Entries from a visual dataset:
···
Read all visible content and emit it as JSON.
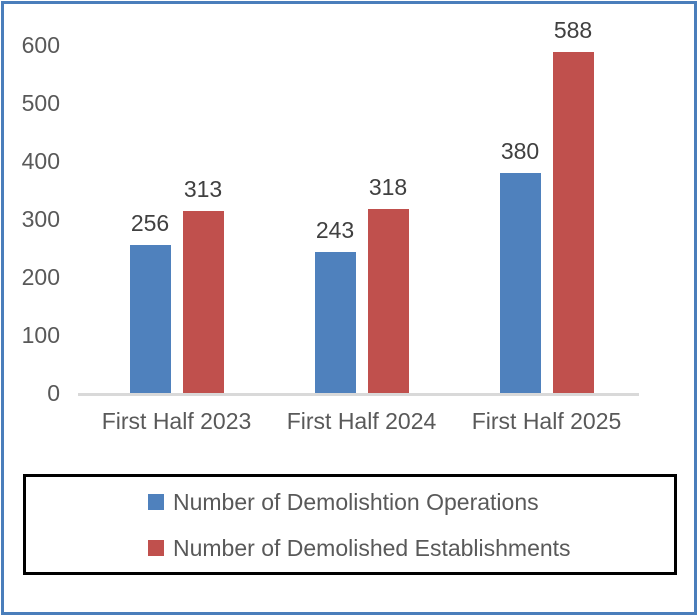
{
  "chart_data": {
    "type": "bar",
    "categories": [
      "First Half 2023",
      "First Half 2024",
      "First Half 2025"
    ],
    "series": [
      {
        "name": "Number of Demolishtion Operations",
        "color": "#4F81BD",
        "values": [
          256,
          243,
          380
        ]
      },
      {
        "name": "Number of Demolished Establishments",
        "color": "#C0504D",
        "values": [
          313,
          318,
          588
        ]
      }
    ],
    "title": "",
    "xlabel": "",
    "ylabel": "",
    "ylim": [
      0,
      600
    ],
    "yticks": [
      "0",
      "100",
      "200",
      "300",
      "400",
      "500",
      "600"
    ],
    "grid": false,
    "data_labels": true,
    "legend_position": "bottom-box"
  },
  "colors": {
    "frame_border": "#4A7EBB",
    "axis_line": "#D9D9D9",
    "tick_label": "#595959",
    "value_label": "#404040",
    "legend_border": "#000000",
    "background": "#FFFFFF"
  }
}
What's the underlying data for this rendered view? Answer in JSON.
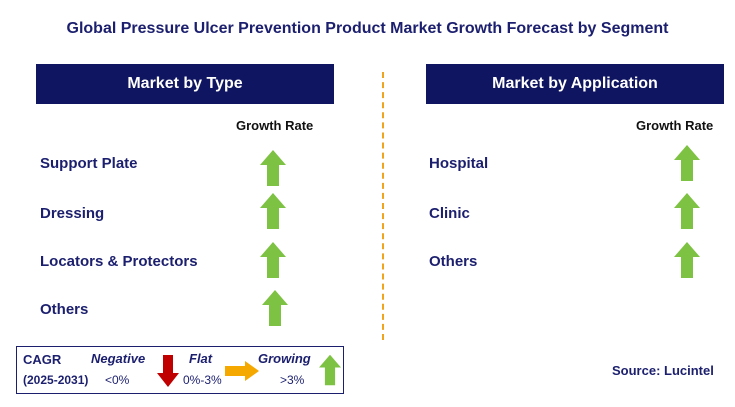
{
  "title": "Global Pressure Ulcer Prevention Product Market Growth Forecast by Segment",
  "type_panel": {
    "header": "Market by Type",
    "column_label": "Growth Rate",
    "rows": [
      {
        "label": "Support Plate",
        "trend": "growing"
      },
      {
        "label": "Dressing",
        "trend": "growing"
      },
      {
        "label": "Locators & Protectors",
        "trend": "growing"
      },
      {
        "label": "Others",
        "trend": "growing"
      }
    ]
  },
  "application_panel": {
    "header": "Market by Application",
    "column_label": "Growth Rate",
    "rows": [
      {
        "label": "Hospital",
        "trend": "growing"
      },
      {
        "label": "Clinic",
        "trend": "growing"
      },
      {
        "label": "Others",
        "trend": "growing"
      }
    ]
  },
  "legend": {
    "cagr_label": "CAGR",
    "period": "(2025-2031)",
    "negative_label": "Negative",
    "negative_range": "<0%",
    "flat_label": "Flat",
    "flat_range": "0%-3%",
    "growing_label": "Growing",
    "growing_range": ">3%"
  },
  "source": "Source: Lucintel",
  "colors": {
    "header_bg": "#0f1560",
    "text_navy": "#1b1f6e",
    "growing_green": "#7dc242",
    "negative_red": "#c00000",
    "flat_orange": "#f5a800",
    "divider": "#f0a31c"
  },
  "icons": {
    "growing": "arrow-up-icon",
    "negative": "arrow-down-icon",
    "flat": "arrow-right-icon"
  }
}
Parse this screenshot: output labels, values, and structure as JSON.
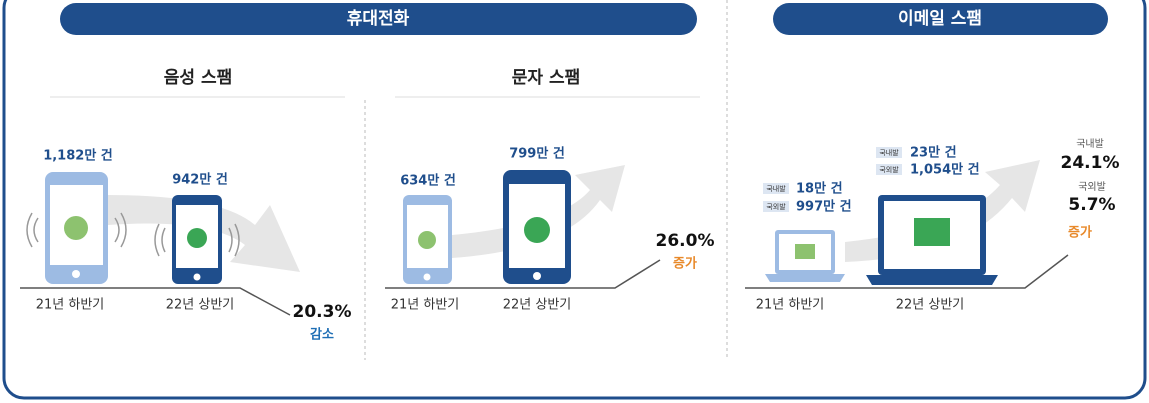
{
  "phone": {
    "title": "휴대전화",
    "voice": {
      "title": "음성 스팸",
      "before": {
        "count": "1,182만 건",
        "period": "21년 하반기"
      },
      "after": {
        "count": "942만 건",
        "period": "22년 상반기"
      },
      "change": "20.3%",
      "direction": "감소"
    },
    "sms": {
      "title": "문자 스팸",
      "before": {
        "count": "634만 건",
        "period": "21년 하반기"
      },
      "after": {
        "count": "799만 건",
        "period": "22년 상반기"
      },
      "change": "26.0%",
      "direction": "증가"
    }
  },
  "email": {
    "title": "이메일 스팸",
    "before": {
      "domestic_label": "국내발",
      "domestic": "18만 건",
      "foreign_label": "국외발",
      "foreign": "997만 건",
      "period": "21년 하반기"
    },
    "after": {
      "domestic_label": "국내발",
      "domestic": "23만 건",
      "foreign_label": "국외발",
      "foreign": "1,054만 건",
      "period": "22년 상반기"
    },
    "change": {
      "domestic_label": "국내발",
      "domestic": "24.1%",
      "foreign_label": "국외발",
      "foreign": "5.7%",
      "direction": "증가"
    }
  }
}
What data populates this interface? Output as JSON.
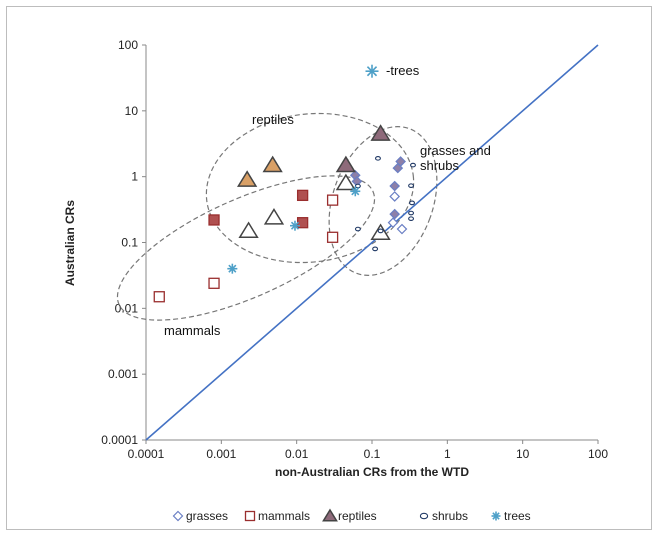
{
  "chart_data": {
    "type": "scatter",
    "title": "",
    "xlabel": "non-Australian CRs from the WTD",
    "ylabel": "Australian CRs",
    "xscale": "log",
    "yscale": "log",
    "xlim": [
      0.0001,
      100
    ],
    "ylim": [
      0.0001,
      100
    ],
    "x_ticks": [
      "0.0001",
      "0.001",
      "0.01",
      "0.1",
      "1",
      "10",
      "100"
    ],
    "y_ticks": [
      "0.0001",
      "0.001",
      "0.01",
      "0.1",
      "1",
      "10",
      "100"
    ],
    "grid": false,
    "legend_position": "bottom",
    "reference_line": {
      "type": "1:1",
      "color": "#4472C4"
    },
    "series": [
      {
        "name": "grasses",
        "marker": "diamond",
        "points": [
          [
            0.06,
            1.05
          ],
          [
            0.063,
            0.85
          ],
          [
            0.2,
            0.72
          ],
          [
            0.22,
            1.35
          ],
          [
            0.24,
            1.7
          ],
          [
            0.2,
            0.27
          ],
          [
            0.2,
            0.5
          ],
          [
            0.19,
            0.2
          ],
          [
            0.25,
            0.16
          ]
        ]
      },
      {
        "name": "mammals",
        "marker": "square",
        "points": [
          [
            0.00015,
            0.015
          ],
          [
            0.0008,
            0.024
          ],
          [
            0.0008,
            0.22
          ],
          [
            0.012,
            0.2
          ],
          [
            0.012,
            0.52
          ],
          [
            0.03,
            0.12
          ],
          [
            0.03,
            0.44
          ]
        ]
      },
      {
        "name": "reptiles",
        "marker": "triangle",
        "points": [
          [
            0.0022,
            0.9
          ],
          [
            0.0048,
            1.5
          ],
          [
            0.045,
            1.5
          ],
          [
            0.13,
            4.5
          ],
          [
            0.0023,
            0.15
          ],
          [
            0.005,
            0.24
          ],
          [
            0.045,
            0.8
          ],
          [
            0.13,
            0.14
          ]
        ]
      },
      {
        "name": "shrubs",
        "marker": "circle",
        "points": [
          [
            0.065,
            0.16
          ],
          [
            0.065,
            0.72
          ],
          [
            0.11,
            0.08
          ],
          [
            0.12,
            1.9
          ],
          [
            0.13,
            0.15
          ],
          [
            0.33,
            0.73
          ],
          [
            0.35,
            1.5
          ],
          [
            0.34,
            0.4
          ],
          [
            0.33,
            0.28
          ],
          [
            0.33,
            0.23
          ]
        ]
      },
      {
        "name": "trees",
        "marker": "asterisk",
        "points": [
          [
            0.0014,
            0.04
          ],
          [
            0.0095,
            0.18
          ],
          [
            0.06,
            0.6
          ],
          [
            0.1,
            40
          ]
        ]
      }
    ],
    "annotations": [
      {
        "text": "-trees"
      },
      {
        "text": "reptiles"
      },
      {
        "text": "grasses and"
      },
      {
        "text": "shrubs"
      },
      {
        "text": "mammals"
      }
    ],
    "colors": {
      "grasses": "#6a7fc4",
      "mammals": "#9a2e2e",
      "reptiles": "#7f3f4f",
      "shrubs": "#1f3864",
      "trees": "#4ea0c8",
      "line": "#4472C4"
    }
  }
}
···
Directions for this task: Without the pictures, reproduce every line of the records above exactly.

Written reply:
Read all visible content and emit it as JSON.
{
  "chart_data": {
    "type": "bar",
    "categories": [
      "First Half 2023",
      "First Half 2024",
      "First Half 2025"
    ],
    "series": [
      {
        "name": "Number of Demolishtion Operations",
        "color": "#4F81BD",
        "values": [
          256,
          243,
          380
        ]
      },
      {
        "name": "Number of Demolished Establishments",
        "color": "#C0504D",
        "values": [
          313,
          318,
          588
        ]
      }
    ],
    "title": "",
    "xlabel": "",
    "ylabel": "",
    "ylim": [
      0,
      600
    ],
    "yticks": [
      "0",
      "100",
      "200",
      "300",
      "400",
      "500",
      "600"
    ],
    "grid": false,
    "data_labels": true,
    "legend_position": "bottom-box"
  },
  "colors": {
    "frame_border": "#4A7EBB",
    "axis_line": "#D9D9D9",
    "tick_label": "#595959",
    "value_label": "#404040",
    "legend_border": "#000000",
    "background": "#FFFFFF"
  }
}
What's the underlying data for this rendered view? Answer in JSON.
{
  "title": "Global Pressure Ulcer Prevention Product Market Growth Forecast by Segment",
  "type_panel": {
    "header": "Market by Type",
    "column_label": "Growth Rate",
    "rows": [
      {
        "label": "Support Plate",
        "trend": "growing"
      },
      {
        "label": "Dressing",
        "trend": "growing"
      },
      {
        "label": "Locators & Protectors",
        "trend": "growing"
      },
      {
        "label": "Others",
        "trend": "growing"
      }
    ]
  },
  "application_panel": {
    "header": "Market by Application",
    "column_label": "Growth Rate",
    "rows": [
      {
        "label": "Hospital",
        "trend": "growing"
      },
      {
        "label": "Clinic",
        "trend": "growing"
      },
      {
        "label": "Others",
        "trend": "growing"
      }
    ]
  },
  "legend": {
    "cagr_label": "CAGR",
    "period": "(2025-2031)",
    "negative_label": "Negative",
    "negative_range": "<0%",
    "flat_label": "Flat",
    "flat_range": "0%-3%",
    "growing_label": "Growing",
    "growing_range": ">3%"
  },
  "source": "Source: Lucintel",
  "colors": {
    "header_bg": "#0f1560",
    "text_navy": "#1b1f6e",
    "growing_green": "#7dc242",
    "negative_red": "#c00000",
    "flat_orange": "#f5a800",
    "divider": "#f0a31c"
  },
  "icons": {
    "growing": "arrow-up-icon",
    "negative": "arrow-down-icon",
    "flat": "arrow-right-icon"
  }
}
Parse this screenshot: output labels, values, and structure as JSON.
{
  "phone": {
    "title": "휴대전화",
    "voice": {
      "title": "음성 스팸",
      "before": {
        "count": "1,182만 건",
        "period": "21년 하반기"
      },
      "after": {
        "count": "942만 건",
        "period": "22년 상반기"
      },
      "change": "20.3%",
      "direction": "감소"
    },
    "sms": {
      "title": "문자 스팸",
      "before": {
        "count": "634만 건",
        "period": "21년 하반기"
      },
      "after": {
        "count": "799만 건",
        "period": "22년 상반기"
      },
      "change": "26.0%",
      "direction": "증가"
    }
  },
  "email": {
    "title": "이메일 스팸",
    "before": {
      "domestic_label": "국내발",
      "domestic": "18만 건",
      "foreign_label": "국외발",
      "foreign": "997만 건",
      "period": "21년 하반기"
    },
    "after": {
      "domestic_label": "국내발",
      "domestic": "23만 건",
      "foreign_label": "국외발",
      "foreign": "1,054만 건",
      "period": "22년 상반기"
    },
    "change": {
      "domestic_label": "국내발",
      "domestic": "24.1%",
      "foreign_label": "국외발",
      "foreign": "5.7%",
      "direction": "증가"
    }
  }
}
What data populates this interface? Output as JSON.
{
  "chart_data": {
    "type": "scatter",
    "title": "",
    "xlabel": "non-Australian CRs from the WTD",
    "ylabel": "Australian CRs",
    "xscale": "log",
    "yscale": "log",
    "xlim": [
      0.0001,
      100
    ],
    "ylim": [
      0.0001,
      100
    ],
    "x_ticks": [
      "0.0001",
      "0.001",
      "0.01",
      "0.1",
      "1",
      "10",
      "100"
    ],
    "y_ticks": [
      "0.0001",
      "0.001",
      "0.01",
      "0.1",
      "1",
      "10",
      "100"
    ],
    "grid": false,
    "legend_position": "bottom",
    "reference_line": {
      "type": "1:1",
      "color": "#4472C4"
    },
    "series": [
      {
        "name": "grasses",
        "marker": "diamond",
        "points": [
          [
            0.06,
            1.05
          ],
          [
            0.063,
            0.85
          ],
          [
            0.2,
            0.72
          ],
          [
            0.22,
            1.35
          ],
          [
            0.24,
            1.7
          ],
          [
            0.2,
            0.27
          ],
          [
            0.2,
            0.5
          ],
          [
            0.19,
            0.2
          ],
          [
            0.25,
            0.16
          ]
        ]
      },
      {
        "name": "mammals",
        "marker": "square",
        "points": [
          [
            0.00015,
            0.015
          ],
          [
            0.0008,
            0.024
          ],
          [
            0.0008,
            0.22
          ],
          [
            0.012,
            0.2
          ],
          [
            0.012,
            0.52
          ],
          [
            0.03,
            0.12
          ],
          [
            0.03,
            0.44
          ]
        ]
      },
      {
        "name": "reptiles",
        "marker": "triangle",
        "points": [
          [
            0.0022,
            0.9
          ],
          [
            0.0048,
            1.5
          ],
          [
            0.045,
            1.5
          ],
          [
            0.13,
            4.5
          ],
          [
            0.0023,
            0.15
          ],
          [
            0.005,
            0.24
          ],
          [
            0.045,
            0.8
          ],
          [
            0.13,
            0.14
          ]
        ]
      },
      {
        "name": "shrubs",
        "marker": "circle",
        "points": [
          [
            0.065,
            0.16
          ],
          [
            0.065,
            0.72
          ],
          [
            0.11,
            0.08
          ],
          [
            0.12,
            1.9
          ],
          [
            0.13,
            0.15
          ],
          [
            0.33,
            0.73
          ],
          [
            0.35,
            1.5
          ],
          [
            0.34,
            0.4
          ],
          [
            0.33,
            0.28
          ],
          [
            0.33,
            0.23
          ]
        ]
      },
      {
        "name": "trees",
        "marker": "asterisk",
        "points": [
          [
            0.0014,
            0.04
          ],
          [
            0.0095,
            0.18
          ],
          [
            0.06,
            0.6
          ],
          [
            0.1,
            40
          ]
        ]
      }
    ],
    "annotations": [
      {
        "text": "-trees"
      },
      {
        "text": "reptiles"
      },
      {
        "text": "grasses and"
      },
      {
        "text": "shrubs"
      },
      {
        "text": "mammals"
      }
    ],
    "colors": {
      "grasses": "#6a7fc4",
      "mammals": "#9a2e2e",
      "reptiles": "#7f3f4f",
      "shrubs": "#1f3864",
      "trees": "#4ea0c8",
      "line": "#4472C4"
    }
  }
}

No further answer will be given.